Szybciej z tą Europą

Szybciej z tą Europą

Podczas szczytu gospodarczego w Warszawie ciągle mówiono, że największą szansę dla Unii stanowią jej nowi członkowie

Z Europejskim Szczytem Gospodarczym w Warszawie jest trochę tak jak z faraonem Tutanchamonem, którego największą zasługę, zdaniem naukowców, stanowi to, że umarł i został pochowany, a jego wspaniały grób nieograbiony dotrwał do naszych czasów i został odkryty przez archeologów. Największe znaczenie szczytu warszawskiego polegało więc na tym, że odbył się i zakończył szczęśliwie, nic nie wybuchło, nie było żadnych wpadek, żaden z uczestników nie został ograbiony, a przy okazji wielu odkryło Warszawę, która – jak można było usłyszeć w kuluarach – na ogół wszystkim bardzo się podobała, mimo że opustoszała i z witrynami zabitymi dechami ze strachu przed alterglobalistami. – To piękne miasto, pełne tradycji i kultury – mówił Klaus Schwab, szef Światowego Forum Gospodarczego.
W przygotowaniach do szczytu z władzami państwowymi zgodnie współdziałali pracownicy urzędu wojewódzkiego i służby prezydenta Lecha Kaczyńskiego. Jak twierdził wojewoda mazowiecki, Leszek Mizieliński, współpraca z władzami miasta była tak dobra, że aż wszyscy się dziwili. Szykowano się na najgorsze, w 18 szpitalach czekało 840 miejsc, w gotowości trwały stacje krwiodawstwa. Gdy wieczorem okolice hotelu Victoria i Teatru Wielkiego opuszczał niekończący się wąż policyjnych busów, było to nie tyle dowodem siły, ile ogromnego wysiłku, jakiego wymagało zorganizowanie szczytu.

### Zapisane wiersze
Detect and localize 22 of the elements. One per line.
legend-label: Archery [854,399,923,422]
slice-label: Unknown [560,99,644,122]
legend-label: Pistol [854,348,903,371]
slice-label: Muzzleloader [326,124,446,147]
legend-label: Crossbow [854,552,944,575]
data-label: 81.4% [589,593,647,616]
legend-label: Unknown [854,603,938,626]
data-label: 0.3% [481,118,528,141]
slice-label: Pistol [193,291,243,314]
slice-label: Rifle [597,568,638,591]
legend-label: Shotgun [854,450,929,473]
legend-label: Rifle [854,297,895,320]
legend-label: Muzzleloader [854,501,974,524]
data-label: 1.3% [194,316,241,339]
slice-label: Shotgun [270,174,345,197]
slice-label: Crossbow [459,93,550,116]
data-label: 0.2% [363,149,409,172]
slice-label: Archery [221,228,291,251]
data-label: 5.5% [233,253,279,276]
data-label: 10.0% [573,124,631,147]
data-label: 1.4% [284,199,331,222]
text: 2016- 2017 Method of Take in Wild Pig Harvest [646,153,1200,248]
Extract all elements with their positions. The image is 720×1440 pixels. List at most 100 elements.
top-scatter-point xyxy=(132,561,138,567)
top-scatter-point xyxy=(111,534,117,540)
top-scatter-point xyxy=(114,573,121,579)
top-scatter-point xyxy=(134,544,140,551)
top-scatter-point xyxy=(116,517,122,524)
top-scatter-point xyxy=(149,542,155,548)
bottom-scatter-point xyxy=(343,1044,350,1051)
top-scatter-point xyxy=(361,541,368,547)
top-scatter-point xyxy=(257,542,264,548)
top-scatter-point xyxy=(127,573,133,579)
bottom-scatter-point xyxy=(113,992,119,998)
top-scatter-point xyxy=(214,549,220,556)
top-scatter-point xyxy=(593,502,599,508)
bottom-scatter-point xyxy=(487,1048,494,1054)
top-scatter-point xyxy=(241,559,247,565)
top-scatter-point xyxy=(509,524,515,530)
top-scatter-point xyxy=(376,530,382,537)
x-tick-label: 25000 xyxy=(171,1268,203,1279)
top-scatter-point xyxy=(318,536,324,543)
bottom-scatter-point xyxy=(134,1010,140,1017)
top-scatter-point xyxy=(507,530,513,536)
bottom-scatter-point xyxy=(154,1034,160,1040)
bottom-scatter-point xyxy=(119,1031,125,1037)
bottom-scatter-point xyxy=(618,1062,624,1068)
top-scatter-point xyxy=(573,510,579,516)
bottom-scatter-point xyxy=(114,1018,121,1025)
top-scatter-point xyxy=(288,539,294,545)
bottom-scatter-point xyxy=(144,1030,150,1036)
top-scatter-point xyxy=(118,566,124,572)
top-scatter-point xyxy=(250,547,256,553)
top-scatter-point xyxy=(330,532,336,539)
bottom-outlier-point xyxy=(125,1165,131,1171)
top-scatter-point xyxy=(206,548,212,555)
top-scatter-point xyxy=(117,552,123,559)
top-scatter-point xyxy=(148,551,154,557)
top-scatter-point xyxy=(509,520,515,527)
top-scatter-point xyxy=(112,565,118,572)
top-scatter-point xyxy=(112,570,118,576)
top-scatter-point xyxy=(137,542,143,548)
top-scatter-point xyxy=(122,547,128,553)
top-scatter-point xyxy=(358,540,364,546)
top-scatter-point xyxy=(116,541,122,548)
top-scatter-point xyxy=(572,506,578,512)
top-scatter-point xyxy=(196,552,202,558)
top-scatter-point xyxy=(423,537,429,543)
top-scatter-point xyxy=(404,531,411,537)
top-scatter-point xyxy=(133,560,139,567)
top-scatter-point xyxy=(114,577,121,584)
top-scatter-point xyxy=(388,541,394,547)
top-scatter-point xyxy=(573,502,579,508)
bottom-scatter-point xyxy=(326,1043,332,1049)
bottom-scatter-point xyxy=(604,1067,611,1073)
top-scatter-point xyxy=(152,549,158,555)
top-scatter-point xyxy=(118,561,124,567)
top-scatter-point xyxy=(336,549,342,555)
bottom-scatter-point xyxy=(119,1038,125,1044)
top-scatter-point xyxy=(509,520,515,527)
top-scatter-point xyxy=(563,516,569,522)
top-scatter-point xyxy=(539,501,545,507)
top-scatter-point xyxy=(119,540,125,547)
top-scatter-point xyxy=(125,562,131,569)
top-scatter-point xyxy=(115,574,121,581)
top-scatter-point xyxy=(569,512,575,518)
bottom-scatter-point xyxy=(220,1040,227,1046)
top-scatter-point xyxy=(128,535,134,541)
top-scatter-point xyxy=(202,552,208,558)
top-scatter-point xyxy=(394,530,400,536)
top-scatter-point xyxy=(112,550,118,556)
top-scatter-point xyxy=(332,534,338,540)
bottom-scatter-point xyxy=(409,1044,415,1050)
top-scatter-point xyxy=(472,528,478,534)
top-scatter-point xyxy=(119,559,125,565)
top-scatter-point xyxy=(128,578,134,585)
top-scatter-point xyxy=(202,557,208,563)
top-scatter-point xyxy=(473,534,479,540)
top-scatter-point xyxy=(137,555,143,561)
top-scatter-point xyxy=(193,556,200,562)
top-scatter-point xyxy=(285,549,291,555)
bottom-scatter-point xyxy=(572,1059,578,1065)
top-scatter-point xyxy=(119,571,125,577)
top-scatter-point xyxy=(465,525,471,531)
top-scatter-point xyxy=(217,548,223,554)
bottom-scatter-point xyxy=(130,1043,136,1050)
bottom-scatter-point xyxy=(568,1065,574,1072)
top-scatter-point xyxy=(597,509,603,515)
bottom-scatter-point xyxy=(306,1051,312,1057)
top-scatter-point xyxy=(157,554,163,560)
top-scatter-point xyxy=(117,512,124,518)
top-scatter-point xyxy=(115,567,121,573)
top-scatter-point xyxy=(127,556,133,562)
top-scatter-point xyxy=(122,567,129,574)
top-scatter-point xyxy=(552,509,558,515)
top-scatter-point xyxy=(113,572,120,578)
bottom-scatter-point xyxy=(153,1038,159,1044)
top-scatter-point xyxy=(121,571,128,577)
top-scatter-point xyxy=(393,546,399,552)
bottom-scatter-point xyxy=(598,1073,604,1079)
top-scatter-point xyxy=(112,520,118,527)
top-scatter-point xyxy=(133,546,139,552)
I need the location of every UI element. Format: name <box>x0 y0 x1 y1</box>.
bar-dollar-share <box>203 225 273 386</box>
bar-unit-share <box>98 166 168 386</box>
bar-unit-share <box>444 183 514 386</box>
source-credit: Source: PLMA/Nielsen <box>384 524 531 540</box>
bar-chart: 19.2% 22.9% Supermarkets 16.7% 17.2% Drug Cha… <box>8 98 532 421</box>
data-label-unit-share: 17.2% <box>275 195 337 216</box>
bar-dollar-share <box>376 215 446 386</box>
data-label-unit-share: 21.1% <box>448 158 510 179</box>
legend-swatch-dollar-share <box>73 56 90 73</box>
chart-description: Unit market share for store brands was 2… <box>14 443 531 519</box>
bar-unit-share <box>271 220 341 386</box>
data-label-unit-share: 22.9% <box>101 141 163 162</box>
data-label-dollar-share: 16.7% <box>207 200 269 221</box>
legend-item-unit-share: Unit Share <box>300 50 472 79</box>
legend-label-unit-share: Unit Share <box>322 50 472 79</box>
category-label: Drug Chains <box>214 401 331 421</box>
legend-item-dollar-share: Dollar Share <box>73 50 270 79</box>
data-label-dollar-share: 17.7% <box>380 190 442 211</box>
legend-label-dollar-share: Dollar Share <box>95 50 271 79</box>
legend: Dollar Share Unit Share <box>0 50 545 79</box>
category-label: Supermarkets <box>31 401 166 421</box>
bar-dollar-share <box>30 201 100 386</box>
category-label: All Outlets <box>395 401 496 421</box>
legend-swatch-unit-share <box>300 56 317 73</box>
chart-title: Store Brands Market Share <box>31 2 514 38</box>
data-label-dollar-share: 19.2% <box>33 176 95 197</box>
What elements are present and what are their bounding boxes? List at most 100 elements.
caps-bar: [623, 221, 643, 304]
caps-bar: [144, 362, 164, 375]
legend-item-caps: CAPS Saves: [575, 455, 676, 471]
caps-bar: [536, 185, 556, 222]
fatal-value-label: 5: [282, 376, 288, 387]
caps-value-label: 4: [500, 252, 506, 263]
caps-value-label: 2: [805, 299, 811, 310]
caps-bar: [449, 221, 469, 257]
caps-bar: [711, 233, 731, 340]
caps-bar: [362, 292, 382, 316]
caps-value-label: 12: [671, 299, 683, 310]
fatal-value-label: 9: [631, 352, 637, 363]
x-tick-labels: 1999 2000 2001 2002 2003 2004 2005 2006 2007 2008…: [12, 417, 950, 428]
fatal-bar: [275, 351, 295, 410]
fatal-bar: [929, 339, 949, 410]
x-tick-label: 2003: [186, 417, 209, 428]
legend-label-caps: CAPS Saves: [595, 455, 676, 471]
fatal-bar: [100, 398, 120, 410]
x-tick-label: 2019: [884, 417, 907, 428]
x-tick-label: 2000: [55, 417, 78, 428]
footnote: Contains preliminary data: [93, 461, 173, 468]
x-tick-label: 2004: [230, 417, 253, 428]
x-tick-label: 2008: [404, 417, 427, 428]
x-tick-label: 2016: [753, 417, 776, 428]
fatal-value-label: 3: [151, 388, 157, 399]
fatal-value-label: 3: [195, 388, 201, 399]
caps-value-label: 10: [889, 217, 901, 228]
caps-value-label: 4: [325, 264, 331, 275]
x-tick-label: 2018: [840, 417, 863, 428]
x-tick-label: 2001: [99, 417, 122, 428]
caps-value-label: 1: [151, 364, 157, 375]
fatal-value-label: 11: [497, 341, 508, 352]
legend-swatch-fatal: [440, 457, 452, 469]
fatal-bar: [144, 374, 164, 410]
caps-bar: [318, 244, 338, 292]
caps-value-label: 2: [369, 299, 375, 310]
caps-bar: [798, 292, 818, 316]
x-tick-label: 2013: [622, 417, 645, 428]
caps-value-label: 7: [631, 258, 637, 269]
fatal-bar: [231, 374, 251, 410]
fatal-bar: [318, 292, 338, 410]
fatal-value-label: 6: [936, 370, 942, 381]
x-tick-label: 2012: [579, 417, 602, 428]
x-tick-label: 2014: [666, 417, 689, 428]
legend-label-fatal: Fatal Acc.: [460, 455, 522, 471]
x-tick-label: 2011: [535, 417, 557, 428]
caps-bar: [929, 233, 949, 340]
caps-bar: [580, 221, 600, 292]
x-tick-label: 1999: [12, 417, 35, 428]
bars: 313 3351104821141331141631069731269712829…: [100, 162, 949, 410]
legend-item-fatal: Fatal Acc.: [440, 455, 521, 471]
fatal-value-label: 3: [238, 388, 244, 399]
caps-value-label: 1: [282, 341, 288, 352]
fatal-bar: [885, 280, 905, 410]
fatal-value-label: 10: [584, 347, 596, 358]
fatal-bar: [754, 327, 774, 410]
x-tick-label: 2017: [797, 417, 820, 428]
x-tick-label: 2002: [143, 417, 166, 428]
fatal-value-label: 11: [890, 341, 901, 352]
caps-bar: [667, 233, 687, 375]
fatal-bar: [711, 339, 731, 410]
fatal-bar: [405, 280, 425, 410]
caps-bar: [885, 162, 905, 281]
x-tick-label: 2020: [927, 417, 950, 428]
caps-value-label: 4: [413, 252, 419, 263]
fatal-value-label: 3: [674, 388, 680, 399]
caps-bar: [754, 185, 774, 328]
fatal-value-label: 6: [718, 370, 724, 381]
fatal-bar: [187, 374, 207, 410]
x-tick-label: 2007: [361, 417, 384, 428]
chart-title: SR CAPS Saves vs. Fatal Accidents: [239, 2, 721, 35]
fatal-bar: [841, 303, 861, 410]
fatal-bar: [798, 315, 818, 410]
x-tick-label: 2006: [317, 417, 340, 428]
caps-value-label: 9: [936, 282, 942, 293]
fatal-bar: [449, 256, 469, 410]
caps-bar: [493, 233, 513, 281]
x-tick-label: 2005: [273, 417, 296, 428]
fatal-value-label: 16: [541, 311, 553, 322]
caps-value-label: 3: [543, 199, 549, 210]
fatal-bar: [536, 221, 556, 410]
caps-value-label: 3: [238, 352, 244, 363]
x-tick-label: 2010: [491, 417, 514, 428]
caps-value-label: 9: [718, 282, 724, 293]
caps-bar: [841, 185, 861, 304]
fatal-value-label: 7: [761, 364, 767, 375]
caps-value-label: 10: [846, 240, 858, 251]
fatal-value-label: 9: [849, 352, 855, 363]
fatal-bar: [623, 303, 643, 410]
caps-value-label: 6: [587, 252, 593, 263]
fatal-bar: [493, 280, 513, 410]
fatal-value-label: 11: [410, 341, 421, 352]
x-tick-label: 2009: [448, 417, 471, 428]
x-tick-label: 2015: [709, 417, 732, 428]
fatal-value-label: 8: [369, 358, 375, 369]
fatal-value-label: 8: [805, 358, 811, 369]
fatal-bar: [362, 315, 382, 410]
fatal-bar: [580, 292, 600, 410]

### Do wykonania
Wymień wszystkie osoby, które artykuł o szczycie gospodarczym w Warszawie przywołuje z imienia lub nazwiska. Przy każdej podaj funkcję, jaką przypisuje jej tekst. Listing nie jest tu do niczego potrzebny.

### Rozwiązanie zadania
- Tutanchamon: faraon
- Klaus Schwab: szef Światowego Forum Gospodarczego
- Lech Kaczyński: prezydent
- Leszek Mizieliński: wojewoda mazowiecki